● WORK REQUIRED
Write out the entries, please, from the line containing "Give me the" through their final line, exactly and with nothing else.

● Dataset excerpts
╔══

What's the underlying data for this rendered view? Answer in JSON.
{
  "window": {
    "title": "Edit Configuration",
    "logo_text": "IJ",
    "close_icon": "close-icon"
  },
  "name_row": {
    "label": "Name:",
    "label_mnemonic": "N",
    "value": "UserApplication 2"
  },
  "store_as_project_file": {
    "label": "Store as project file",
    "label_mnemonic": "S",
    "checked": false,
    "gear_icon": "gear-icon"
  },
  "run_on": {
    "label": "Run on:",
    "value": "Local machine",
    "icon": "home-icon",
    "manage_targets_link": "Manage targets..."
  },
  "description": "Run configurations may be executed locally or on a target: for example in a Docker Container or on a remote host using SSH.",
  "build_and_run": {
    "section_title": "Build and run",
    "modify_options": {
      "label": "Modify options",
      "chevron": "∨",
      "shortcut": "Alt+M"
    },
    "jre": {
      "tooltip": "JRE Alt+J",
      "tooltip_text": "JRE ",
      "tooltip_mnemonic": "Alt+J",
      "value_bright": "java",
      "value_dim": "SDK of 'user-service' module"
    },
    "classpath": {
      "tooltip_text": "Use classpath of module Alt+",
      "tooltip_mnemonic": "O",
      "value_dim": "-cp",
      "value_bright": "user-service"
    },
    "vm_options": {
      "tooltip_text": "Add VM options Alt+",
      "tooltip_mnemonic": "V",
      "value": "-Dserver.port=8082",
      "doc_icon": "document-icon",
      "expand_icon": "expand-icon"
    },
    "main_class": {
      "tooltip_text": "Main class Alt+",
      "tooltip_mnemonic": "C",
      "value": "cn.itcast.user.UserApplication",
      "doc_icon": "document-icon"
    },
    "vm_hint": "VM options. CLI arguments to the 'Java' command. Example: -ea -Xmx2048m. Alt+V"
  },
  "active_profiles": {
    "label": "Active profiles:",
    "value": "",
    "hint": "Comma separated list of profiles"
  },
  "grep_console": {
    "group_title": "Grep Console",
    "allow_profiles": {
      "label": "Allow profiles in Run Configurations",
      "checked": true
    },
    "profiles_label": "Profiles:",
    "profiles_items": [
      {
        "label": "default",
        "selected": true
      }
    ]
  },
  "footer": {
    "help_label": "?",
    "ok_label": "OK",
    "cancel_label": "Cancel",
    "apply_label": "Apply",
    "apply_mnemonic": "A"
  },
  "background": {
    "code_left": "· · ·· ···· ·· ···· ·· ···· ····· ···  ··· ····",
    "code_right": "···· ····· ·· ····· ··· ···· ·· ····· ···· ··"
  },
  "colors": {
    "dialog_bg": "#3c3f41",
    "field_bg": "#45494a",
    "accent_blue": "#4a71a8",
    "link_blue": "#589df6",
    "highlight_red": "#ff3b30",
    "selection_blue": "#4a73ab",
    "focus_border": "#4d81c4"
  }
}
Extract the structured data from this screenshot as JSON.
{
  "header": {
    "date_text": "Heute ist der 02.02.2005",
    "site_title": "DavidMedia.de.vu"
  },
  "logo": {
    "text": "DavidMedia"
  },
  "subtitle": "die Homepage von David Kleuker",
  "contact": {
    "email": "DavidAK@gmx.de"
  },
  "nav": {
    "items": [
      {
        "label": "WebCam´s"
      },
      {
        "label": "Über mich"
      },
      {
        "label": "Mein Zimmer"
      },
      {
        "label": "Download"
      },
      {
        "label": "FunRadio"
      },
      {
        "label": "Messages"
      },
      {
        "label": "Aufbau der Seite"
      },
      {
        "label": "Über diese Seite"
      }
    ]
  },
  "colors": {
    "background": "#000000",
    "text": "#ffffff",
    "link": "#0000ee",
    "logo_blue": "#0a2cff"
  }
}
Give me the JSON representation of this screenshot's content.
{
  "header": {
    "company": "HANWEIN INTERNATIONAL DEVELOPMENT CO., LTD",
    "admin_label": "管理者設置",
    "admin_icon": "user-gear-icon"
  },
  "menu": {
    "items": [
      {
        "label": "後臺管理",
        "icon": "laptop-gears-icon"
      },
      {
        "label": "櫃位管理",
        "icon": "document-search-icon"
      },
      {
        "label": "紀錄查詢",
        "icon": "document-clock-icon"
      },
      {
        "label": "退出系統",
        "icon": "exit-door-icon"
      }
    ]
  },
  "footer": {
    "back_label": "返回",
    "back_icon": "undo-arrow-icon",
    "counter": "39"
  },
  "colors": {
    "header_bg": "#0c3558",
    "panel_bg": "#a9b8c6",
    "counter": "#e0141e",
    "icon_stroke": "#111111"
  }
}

╚══

● ANSWER TO THE PROBLEM
Give me the JSON representation of this screenshot's content.
{
  "header": {
    "company": "HANWEIN INTERNATIONAL DEVELOPMENT CO., LTD",
    "admin_label": "管理者設置",
    "admin_icon": "user-gear-icon"
  },
  "menu": {
    "items": [
      {
        "label": "後臺管理",
        "icon": "laptop-gears-icon"
      },
      {
        "label": "櫃位管理",
        "icon": "document-search-icon"
      },
      {
        "label": "紀錄查詢",
        "icon": "document-clock-icon"
      },
      {
        "label": "退出系統",
        "icon": "exit-door-icon"
      }
    ]
  },
  "footer": {
    "back_label": "返回",
    "back_icon": "undo-arrow-icon",
    "counter": "39"
  },
  "colors": {
    "header_bg": "#0c3558",
    "panel_bg": "#a9b8c6",
    "counter": "#e0141e",
    "icon_stroke": "#111111"
  }
}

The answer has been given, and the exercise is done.